Dataset entries:
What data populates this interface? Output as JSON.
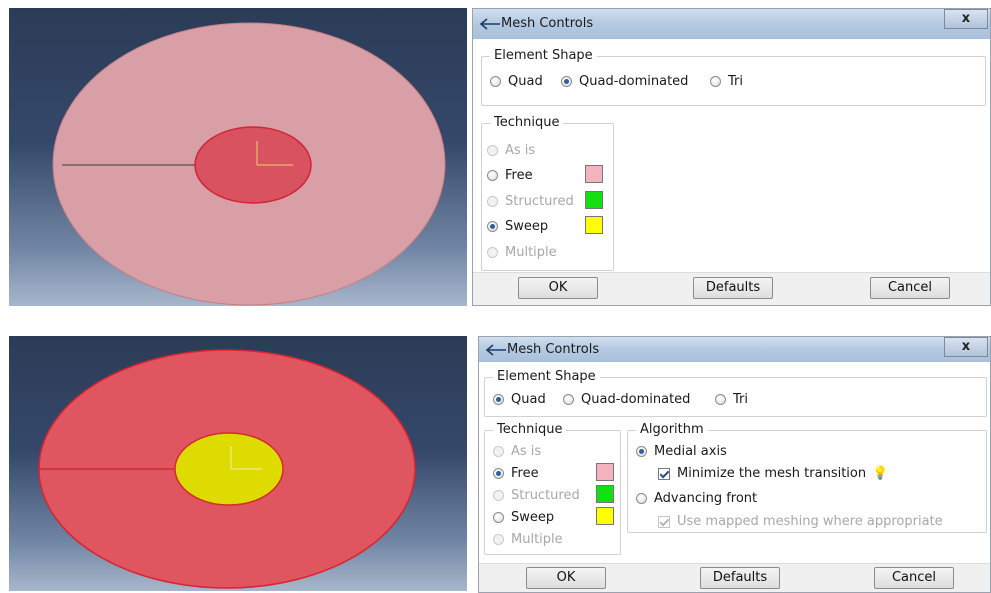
{
  "colors": {
    "pink": "#f3b3be",
    "green": "#12e012",
    "yellow": "#ffff00",
    "radio_on": "#2d5f9e"
  },
  "top": {
    "dialog": {
      "title": "Mesh Controls",
      "close": "x",
      "element_shape": {
        "title": "Element Shape",
        "options": [
          {
            "label": "Quad",
            "selected": false
          },
          {
            "label": "Quad-dominated",
            "selected": true
          },
          {
            "label": "Tri",
            "selected": false
          }
        ]
      },
      "technique": {
        "title": "Technique",
        "options": [
          {
            "label": "As is",
            "selected": false,
            "enabled": false
          },
          {
            "label": "Free",
            "selected": false,
            "enabled": true,
            "swatch": "pink"
          },
          {
            "label": "Structured",
            "selected": false,
            "enabled": false,
            "swatch": "green"
          },
          {
            "label": "Sweep",
            "selected": true,
            "enabled": true,
            "swatch": "yellow"
          },
          {
            "label": "Multiple",
            "selected": false,
            "enabled": false
          }
        ]
      },
      "buttons": {
        "ok": "OK",
        "defaults": "Defaults",
        "cancel": "Cancel"
      }
    }
  },
  "bottom": {
    "dialog": {
      "title": "Mesh Controls",
      "close": "x",
      "element_shape": {
        "title": "Element Shape",
        "options": [
          {
            "label": "Quad",
            "selected": true
          },
          {
            "label": "Quad-dominated",
            "selected": false
          },
          {
            "label": "Tri",
            "selected": false
          }
        ]
      },
      "technique": {
        "title": "Technique",
        "options": [
          {
            "label": "As is",
            "selected": false,
            "enabled": false
          },
          {
            "label": "Free",
            "selected": true,
            "enabled": true,
            "swatch": "pink"
          },
          {
            "label": "Structured",
            "selected": false,
            "enabled": false,
            "swatch": "green"
          },
          {
            "label": "Sweep",
            "selected": false,
            "enabled": true,
            "swatch": "yellow"
          },
          {
            "label": "Multiple",
            "selected": false,
            "enabled": false
          }
        ]
      },
      "algorithm": {
        "title": "Algorithm",
        "medial_axis": "Medial axis",
        "minimize": "Minimize the mesh transition",
        "advancing_front": "Advancing front",
        "use_mapped": "Use mapped meshing where appropriate"
      },
      "buttons": {
        "ok": "OK",
        "defaults": "Defaults",
        "cancel": "Cancel"
      }
    }
  }
}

Exercise prompt: Repeat the records above exactly, leaving out any pictures they contain.

The reply:
What data populates this interface? Output as JSON.
{
  "colors": {
    "pink": "#f3b3be",
    "green": "#12e012",
    "yellow": "#ffff00",
    "radio_on": "#2d5f9e"
  },
  "top": {
    "dialog": {
      "title": "Mesh Controls",
      "close": "x",
      "element_shape": {
        "title": "Element Shape",
        "options": [
          {
            "label": "Quad",
            "selected": false
          },
          {
            "label": "Quad-dominated",
            "selected": true
          },
          {
            "label": "Tri",
            "selected": false
          }
        ]
      },
      "technique": {
        "title": "Technique",
        "options": [
          {
            "label": "As is",
            "selected": false,
            "enabled": false
          },
          {
            "label": "Free",
            "selected": false,
            "enabled": true,
            "swatch": "pink"
          },
          {
            "label": "Structured",
            "selected": false,
            "enabled": false,
            "swatch": "green"
          },
          {
            "label": "Sweep",
            "selected": true,
            "enabled": true,
            "swatch": "yellow"
          },
          {
            "label": "Multiple",
            "selected": false,
            "enabled": false
          }
        ]
      },
      "buttons": {
        "ok": "OK",
        "defaults": "Defaults",
        "cancel": "Cancel"
      }
    }
  },
  "bottom": {
    "dialog": {
      "title": "Mesh Controls",
      "close": "x",
      "element_shape": {
        "title": "Element Shape",
        "options": [
          {
            "label": "Quad",
            "selected": true
          },
          {
            "label": "Quad-dominated",
            "selected": false
          },
          {
            "label": "Tri",
            "selected": false
          }
        ]
      },
      "technique": {
        "title": "Technique",
        "options": [
          {
            "label": "As is",
            "selected": false,
            "enabled": false
          },
          {
            "label": "Free",
            "selected": true,
            "enabled": true,
            "swatch": "pink"
          },
          {
            "label": "Structured",
            "selected": false,
            "enabled": false,
            "swatch": "green"
          },
          {
            "label": "Sweep",
            "selected": false,
            "enabled": true,
            "swatch": "yellow"
          },
          {
            "label": "Multiple",
            "selected": false,
            "enabled": false
          }
        ]
      },
      "algorithm": {
        "title": "Algorithm",
        "medial_axis": "Medial axis",
        "minimize": "Minimize the mesh transition",
        "advancing_front": "Advancing front",
        "use_mapped": "Use mapped meshing where appropriate"
      },
      "buttons": {
        "ok": "OK",
        "defaults": "Defaults",
        "cancel": "Cancel"
      }
    }
  }
}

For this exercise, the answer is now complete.